* BEGIN *

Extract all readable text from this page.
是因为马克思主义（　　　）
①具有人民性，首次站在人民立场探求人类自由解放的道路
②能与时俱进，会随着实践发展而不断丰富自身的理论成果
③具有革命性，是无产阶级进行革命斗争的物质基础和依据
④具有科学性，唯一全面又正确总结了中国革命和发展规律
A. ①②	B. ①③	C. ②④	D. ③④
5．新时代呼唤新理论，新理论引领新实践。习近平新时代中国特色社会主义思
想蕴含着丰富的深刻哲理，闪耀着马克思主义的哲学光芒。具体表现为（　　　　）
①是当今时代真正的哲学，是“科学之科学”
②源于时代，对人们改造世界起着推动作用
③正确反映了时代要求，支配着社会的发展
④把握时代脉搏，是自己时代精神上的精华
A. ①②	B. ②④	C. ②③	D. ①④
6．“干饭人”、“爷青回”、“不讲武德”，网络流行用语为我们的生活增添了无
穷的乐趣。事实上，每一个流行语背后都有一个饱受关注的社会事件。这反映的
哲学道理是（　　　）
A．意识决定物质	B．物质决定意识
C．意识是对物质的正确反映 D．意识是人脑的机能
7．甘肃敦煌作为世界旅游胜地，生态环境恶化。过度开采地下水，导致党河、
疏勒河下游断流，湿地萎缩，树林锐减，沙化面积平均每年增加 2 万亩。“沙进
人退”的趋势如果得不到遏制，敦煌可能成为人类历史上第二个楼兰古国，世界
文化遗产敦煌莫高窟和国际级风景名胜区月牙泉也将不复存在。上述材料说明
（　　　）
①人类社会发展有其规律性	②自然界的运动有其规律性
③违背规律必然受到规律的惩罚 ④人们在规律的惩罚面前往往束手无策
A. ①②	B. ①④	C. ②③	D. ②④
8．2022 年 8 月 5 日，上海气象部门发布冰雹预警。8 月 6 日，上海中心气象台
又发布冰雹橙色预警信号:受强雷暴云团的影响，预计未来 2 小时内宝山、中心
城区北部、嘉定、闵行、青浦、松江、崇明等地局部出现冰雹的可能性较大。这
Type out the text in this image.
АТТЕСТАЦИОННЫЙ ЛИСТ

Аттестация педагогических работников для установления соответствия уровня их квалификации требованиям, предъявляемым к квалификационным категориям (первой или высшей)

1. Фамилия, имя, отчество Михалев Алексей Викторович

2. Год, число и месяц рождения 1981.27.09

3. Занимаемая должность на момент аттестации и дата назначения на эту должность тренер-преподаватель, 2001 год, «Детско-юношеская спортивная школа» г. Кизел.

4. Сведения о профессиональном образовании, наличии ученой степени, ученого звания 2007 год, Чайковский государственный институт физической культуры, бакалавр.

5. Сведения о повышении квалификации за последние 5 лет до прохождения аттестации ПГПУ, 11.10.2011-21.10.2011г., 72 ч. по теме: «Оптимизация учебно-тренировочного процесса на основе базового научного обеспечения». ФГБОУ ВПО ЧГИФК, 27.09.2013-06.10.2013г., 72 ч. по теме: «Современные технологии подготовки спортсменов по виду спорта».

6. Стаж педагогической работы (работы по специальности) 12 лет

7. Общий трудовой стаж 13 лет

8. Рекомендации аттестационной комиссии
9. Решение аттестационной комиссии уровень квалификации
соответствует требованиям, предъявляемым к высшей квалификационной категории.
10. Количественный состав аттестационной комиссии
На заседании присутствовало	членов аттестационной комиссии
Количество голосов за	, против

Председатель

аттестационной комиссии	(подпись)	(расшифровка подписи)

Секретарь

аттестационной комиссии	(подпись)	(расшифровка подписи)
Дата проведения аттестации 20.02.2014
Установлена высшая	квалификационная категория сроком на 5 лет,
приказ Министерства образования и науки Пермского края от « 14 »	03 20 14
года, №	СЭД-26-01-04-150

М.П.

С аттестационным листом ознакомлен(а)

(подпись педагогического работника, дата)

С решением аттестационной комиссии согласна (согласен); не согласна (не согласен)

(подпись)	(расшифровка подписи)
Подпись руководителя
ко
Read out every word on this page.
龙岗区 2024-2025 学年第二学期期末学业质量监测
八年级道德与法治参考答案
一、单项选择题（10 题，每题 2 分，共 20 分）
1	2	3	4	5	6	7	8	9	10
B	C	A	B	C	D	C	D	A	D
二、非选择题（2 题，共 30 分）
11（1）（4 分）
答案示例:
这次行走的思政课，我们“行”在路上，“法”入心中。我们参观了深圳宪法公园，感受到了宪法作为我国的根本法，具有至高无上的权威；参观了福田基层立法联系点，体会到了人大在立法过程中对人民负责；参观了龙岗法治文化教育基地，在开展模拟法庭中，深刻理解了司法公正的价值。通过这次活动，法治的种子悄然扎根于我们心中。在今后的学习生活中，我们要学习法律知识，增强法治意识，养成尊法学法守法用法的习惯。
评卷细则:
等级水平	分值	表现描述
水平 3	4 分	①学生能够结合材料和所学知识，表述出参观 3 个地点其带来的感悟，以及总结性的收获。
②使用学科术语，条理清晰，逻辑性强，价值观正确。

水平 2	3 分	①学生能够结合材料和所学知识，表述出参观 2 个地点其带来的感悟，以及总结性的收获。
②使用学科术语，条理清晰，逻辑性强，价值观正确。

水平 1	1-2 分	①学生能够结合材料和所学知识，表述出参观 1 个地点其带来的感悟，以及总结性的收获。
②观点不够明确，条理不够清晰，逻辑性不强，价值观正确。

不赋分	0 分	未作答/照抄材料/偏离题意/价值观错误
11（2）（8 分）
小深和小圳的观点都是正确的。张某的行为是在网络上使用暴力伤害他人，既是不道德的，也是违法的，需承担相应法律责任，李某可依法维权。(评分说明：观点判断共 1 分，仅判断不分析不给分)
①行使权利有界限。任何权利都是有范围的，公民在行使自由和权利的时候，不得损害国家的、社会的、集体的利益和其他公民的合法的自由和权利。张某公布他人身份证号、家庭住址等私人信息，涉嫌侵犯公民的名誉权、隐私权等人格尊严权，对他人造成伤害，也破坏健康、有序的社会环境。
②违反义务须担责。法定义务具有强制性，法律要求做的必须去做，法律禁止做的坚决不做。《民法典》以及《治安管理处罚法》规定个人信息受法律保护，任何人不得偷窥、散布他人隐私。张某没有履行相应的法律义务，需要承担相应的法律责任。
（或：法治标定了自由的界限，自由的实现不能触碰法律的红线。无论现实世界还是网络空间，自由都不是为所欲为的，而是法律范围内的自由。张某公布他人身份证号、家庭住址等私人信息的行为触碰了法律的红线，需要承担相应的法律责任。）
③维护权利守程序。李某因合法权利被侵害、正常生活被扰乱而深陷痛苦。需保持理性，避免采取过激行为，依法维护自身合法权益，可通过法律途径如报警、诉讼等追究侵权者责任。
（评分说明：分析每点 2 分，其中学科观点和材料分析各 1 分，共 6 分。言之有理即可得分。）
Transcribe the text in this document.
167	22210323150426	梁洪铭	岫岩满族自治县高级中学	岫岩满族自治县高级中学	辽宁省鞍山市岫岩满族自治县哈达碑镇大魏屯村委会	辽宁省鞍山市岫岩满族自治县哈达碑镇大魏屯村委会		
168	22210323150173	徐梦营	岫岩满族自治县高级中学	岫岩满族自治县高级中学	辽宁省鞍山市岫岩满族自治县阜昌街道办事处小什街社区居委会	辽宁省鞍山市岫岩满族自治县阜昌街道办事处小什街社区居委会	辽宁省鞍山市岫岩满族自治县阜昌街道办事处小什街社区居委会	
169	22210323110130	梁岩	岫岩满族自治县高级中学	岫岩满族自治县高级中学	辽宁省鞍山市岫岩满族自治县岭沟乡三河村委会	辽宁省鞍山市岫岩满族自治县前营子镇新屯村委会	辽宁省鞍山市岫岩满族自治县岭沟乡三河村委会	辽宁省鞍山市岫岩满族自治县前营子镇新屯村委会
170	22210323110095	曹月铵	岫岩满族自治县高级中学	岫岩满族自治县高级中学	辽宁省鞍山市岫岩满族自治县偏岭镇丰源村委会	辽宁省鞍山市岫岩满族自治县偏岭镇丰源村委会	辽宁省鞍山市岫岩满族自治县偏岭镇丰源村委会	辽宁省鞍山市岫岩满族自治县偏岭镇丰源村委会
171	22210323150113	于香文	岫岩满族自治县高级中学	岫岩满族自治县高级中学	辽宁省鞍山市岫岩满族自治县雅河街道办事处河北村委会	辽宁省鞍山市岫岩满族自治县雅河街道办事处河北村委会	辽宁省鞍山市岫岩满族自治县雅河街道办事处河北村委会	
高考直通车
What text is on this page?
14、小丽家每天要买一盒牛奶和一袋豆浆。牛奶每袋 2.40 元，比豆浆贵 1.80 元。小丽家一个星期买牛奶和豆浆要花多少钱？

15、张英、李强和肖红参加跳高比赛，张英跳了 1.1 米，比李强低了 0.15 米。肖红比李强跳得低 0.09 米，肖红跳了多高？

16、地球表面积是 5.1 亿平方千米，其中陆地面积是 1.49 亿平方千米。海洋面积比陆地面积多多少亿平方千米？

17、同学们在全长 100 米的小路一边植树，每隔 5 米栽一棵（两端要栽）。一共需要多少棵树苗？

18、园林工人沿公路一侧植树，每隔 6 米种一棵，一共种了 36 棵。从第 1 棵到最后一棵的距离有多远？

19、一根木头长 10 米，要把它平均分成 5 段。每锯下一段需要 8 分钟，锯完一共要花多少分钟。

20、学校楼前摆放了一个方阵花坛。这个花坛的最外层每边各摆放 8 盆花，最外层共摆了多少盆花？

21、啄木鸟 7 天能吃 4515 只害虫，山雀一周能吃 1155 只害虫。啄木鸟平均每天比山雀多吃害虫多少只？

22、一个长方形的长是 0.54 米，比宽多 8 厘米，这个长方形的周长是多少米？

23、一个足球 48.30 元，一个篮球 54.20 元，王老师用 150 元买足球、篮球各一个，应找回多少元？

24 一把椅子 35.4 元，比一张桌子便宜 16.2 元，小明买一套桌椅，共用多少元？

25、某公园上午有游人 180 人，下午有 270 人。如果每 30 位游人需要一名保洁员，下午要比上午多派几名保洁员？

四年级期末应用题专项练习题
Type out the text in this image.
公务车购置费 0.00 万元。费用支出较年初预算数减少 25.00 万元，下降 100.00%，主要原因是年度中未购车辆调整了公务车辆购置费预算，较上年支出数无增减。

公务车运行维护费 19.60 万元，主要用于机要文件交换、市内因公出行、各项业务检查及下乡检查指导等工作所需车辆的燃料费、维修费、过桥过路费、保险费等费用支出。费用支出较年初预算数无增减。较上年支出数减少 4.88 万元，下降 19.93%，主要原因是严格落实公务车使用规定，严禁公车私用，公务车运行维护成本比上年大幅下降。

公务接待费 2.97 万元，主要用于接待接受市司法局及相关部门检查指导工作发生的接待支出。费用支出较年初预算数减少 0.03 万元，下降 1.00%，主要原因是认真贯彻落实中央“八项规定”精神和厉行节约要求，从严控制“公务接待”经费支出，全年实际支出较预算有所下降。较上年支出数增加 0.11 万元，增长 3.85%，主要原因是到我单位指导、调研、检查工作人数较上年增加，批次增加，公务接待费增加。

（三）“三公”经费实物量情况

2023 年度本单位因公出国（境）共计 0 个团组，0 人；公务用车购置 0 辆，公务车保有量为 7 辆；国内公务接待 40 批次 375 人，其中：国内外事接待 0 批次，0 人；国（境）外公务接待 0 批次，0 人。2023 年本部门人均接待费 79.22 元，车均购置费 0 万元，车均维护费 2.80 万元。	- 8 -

* END *

■ Task requirements
Reply with one number: the count of lines in the entries that include the word "квалификации".

■ Solved exercise
3